Collected data entries:
((
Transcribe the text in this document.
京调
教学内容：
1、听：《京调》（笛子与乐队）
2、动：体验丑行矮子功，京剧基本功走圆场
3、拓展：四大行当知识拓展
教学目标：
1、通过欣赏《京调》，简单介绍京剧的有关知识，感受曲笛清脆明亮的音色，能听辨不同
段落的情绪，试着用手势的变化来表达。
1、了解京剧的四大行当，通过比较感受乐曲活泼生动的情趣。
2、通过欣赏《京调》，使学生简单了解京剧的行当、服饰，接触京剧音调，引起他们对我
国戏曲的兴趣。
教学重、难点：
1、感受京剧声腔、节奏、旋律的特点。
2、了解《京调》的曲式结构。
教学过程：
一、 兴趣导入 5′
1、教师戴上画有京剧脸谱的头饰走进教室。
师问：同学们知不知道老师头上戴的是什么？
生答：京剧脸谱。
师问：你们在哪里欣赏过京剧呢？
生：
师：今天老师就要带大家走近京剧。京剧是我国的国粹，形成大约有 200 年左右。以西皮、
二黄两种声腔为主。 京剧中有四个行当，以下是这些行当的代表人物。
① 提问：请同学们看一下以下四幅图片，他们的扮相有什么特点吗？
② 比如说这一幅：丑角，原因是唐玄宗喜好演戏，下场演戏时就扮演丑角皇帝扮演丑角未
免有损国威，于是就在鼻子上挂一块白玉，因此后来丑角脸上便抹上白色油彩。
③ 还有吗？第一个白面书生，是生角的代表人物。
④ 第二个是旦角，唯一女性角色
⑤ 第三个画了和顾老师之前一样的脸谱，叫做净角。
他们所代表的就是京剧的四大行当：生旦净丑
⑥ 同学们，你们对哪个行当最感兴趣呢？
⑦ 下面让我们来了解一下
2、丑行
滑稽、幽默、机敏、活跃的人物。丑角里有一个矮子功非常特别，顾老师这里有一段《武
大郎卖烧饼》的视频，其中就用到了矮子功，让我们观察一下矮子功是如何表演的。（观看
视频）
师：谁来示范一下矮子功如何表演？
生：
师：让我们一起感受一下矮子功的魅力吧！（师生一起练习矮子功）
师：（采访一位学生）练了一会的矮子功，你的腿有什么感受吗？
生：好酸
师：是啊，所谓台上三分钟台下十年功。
))
# TASK INSTRUCTIONS
From the listing above, collect every line that mentions the word "通过欣赏".

# SOLUTION BELOW
1、通过欣赏《京调》，简单介绍京剧的有关知识，感受曲笛清脆明亮的音色，能听辨不同
2、通过欣赏《京调》，使学生简单了解京剧的行当、服饰，接触京剧音调，引起他们对我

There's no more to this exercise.